== WHAT TO PRODUCE ==
Skip every image and restate the data word for word.

EXTRACTED MATERIAL start

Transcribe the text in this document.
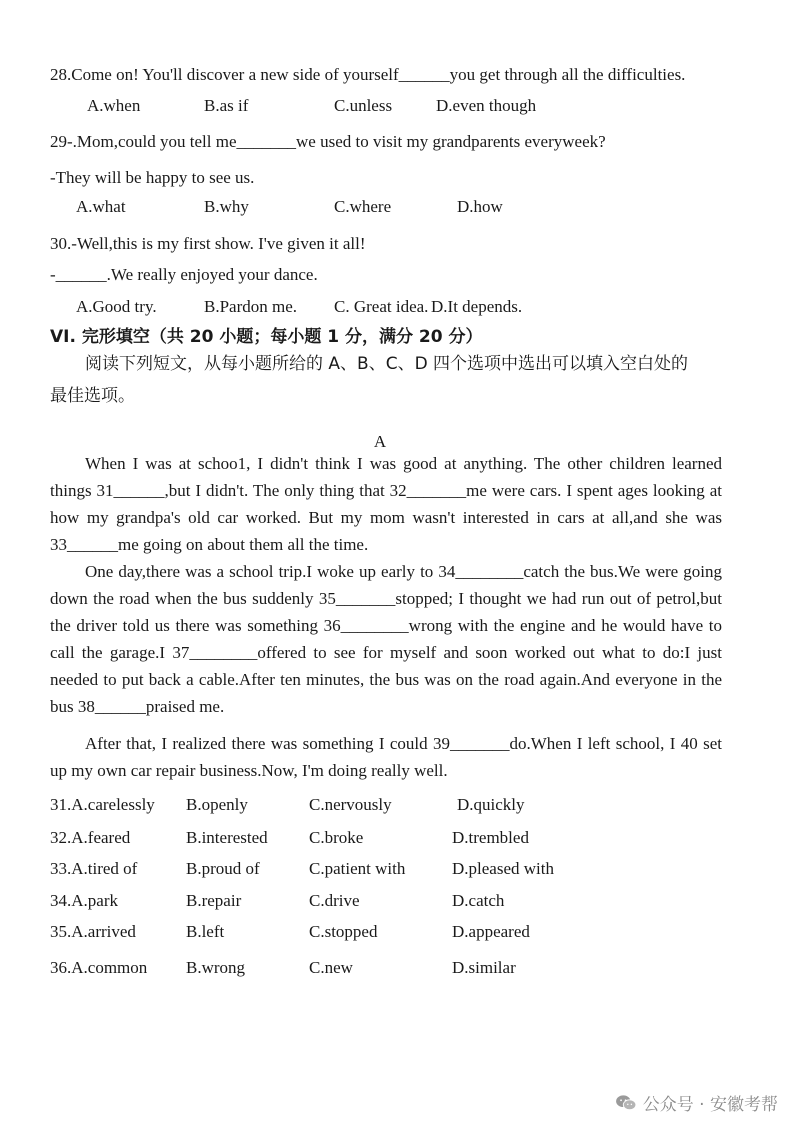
28.Come on! You'll discover a new side of yourself______you get through all the difficulties.
A.when	B.as if	C.unless	D.even though
29-.Mom,could you tell me_______we used to visit my grandparents everyweek?
-They will be happy to see us.
A.what	B.why	C.where	D.how
30.-Well,this is my first show. I've given it all!
-______.We really enjoyed your dance.
A.Good try.	B.Pardon me. C. Great idea. D.It depends.
VI. 完形填空（共 20 小题；每小题 1 分，满分 20 分）
阅读下列短文，从每小题所给的 A、B、C、D 四个选项中选出可以填入空白处的
最佳选项。
A

When I was at schoo1, I didn't think I was good at anything. The other children learned things 31______,but I didn't. The only thing that 32_______me were cars. I spent ages looking at how my grandpa's old car worked. But my mom wasn't interested in cars at all,and she was 33______me going on about them all the time.

One day,there was a school trip.I woke up early to 34________catch the bus.We were going down the road when the bus suddenly 35_______stopped; I thought we had run out of petrol,but the driver told us there was something 36________wrong with the engine and he would have to call the garage.I 37________offered to see for myself and soon worked out what to do:I just needed to put back a cable.After ten minutes, the bus was on the road again.And everyone in the bus 38______praised me.

After that, I realized there was something I could 39_______do.When I left school, I 40 set up my own car repair business.Now, I'm doing really well.

31.A.carelessly B.openly	C.nervously	D.quickly
32.A.feared	B.interested C.broke	D.trembled
33.A.tired of	B.proud of	C.patient with	D.pleased with
34.A.park	B.repair	C.drive	D.catch
35.A.arrived	B.left	C.stopped	D.appeared
36.A.common B.wrong	C.new	D.similar
公众号 · 安徽考帮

EXTRACTED MATERIAL end

== ANSWER TO THIS PROBLEM ==
Transcribe the text in this document.
28.Come on! You'll discover a new side of yourself______you get through all the difficulties.
A.when	B.as if	C.unless	D.even though
29-.Mom,could you tell me_______we used to visit my grandparents everyweek?
-They will be happy to see us.
A.what	B.why	C.where	D.how
30.-Well,this is my first show. I've given it all!
-______.We really enjoyed your dance.
A.Good try.	B.Pardon me. C. Great idea. D.It depends.
VI. 完形填空（共 20 小题；每小题 1 分，满分 20 分）
阅读下列短文，从每小题所给的 A、B、C、D 四个选项中选出可以填入空白处的
最佳选项。
A

When I was at schoo1, I didn't think I was good at anything. The other children learned things 31______,but I didn't. The only thing that 32_______me were cars. I spent ages looking at how my grandpa's old car worked. But my mom wasn't interested in cars at all,and she was 33______me going on about them all the time.

One day,there was a school trip.I woke up early to 34________catch the bus.We were going down the road when the bus suddenly 35_______stopped; I thought we had run out of petrol,but the driver told us there was something 36________wrong with the engine and he would have to call the garage.I 37________offered to see for myself and soon worked out what to do:I just needed to put back a cable.After ten minutes, the bus was on the road again.And everyone in the bus 38______praised me.

After that, I realized there was something I could 39_______do.When I left school, I 40 set up my own car repair business.Now, I'm doing really well.

31.A.carelessly B.openly	C.nervously	D.quickly
32.A.feared	B.interested C.broke	D.trembled
33.A.tired of	B.proud of	C.patient with	D.pleased with
34.A.park	B.repair	C.drive	D.catch
35.A.arrived	B.left	C.stopped	D.appeared
36.A.common B.wrong	C.new	D.similar
公众号 · 安徽考帮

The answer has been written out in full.